* _Consignes écrites_
- a) Résumez le texte fourni en deux phrases.
- b) D'après le texte fourni, de quelle œuvre Macron possède-t-il une superbe édition ?

Même faible pour Hugo chez Mitterrand et Hollande, mais pour différents titres : Histoire d’un crime, chez le premier – l’histoire du coup d’Etat de Napoléon III – Les Misérables pour le second. Même goût pour Maupassant chez Hollande, peu amateur de romans, qui y traque le politique : « Ça l’était évidemment : il décrit la vie dans les bocages, les moeurs de l’époque. » Et chez VGE, qui se fit inviter par Bernard Pivot pour en parler à Apostrophes en 1979 : « L’une des écritures les plus fines, les plus nerveuses, les plus précises. Je ne passe jamais avenue de Friedland sans penser à lui, là où il était reçu par la comtesse Potocka. » L’un privilégie le contenu, l’autre le style français. Même appétence pour la poésie contemporaine chez Pompidou – Cocteau, Breton, Max Ernst, Éluard –, relève Éric Roussel, et chez son ancien collaborateur Chirac, dont Christine Albanel
nous apprend qu’il lisait en cachette à l’Assemblée du Patrice de La Tour du Pin et vouait un culte à Pessoa et à Jaccottet – notamment son À la lumière d’hiver. Même bibliophilie chez Pompidou, qui détenait un exemplaire extrêmement rare des Liaisons dangereuses ayant appartenu à Choderlos de Laclos en personne, chez Mitterrand, qui, entre autres trésors, avait une édition originale de Michelet avec son Histoire de la Révolution française, et chez Macron, qui possède une superbe édition du Bal du comte d’Orgel, de Radiguet. Même faible pour Gide chez Pompidou, Mitterrand et Macron. Même amour des envois autographes et des traces manuscrites chez Pompidou et Sarkozy, dont tout un mur en est tapissé chez lui, dans l’attente d’une dédicace de Houellebecq pour son exemplaire de Soumission.

* _Données fournies_
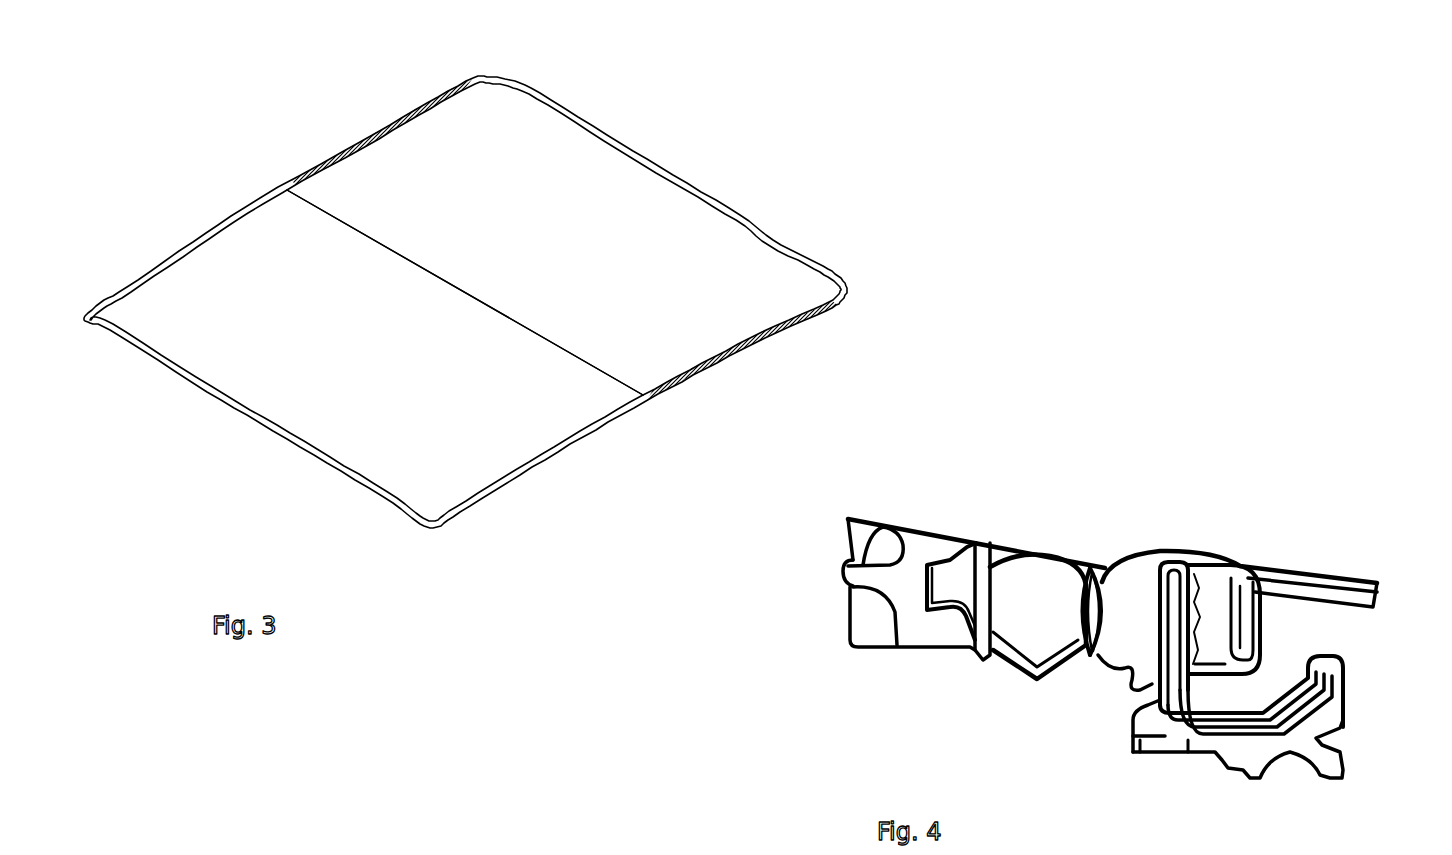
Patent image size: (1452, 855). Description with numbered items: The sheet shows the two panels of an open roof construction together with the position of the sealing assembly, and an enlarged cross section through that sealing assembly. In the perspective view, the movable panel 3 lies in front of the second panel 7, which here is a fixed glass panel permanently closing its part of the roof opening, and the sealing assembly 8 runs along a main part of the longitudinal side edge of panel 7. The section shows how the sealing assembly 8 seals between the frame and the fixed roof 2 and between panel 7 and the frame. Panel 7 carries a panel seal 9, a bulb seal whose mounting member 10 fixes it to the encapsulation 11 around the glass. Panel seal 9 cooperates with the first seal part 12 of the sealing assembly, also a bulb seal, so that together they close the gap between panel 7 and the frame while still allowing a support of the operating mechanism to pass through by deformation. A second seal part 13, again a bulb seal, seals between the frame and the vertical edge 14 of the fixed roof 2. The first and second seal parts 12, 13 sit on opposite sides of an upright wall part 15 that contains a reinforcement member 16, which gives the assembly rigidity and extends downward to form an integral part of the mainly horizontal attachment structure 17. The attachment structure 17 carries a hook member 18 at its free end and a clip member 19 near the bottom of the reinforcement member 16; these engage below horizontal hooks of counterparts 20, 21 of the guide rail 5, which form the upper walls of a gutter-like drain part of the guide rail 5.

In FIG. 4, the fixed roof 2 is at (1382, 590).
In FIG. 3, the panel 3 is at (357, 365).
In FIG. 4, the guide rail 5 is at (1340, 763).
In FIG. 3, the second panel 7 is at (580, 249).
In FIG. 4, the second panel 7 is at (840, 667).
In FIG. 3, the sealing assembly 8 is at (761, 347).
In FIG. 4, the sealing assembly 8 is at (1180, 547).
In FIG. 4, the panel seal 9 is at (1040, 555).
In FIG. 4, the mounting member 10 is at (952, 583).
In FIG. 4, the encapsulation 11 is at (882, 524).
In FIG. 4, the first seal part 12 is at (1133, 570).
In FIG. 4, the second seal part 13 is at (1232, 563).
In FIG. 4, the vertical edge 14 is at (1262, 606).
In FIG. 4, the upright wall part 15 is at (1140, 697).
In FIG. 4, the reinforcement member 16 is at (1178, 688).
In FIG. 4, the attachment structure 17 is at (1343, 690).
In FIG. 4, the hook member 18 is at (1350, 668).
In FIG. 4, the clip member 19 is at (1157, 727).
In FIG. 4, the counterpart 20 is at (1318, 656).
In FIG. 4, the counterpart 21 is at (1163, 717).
--
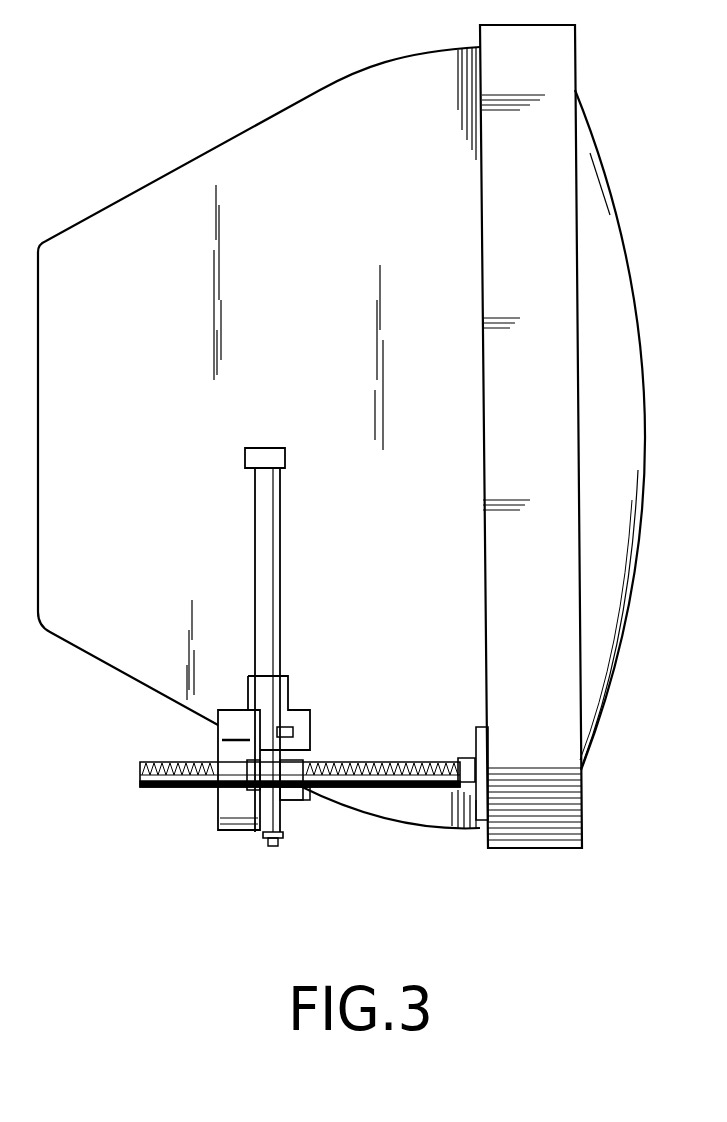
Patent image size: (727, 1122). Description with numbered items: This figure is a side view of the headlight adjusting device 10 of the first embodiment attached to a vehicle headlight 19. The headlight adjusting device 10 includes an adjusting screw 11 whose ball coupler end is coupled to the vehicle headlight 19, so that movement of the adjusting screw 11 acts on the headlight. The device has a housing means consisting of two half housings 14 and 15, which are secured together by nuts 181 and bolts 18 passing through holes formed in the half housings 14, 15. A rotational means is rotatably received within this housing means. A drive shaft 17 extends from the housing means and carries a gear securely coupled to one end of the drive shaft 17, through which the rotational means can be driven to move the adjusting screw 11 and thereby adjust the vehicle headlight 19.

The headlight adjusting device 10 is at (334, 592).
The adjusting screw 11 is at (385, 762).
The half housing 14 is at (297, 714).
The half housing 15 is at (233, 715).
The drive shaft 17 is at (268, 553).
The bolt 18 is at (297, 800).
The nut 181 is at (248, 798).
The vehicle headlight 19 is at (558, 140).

* _Corrigé de l'exercice_
- a) Le texte fourni relève des goûts littéraires partagés : Hugo chez Mitterrand et Hollande, Maupassant chez Hollande et VGE, et la poésie contemporaine chez Pompidou et Chirac. Il signale aussi la bibliophilie de Pompidou, Mitterrand et Macron, leur faible commun pour Gide, ainsi que l'amour des envois autographes chez Pompidou et Sarkozy.

- b) Du Bal du comte d'Orgel, de Radiguet.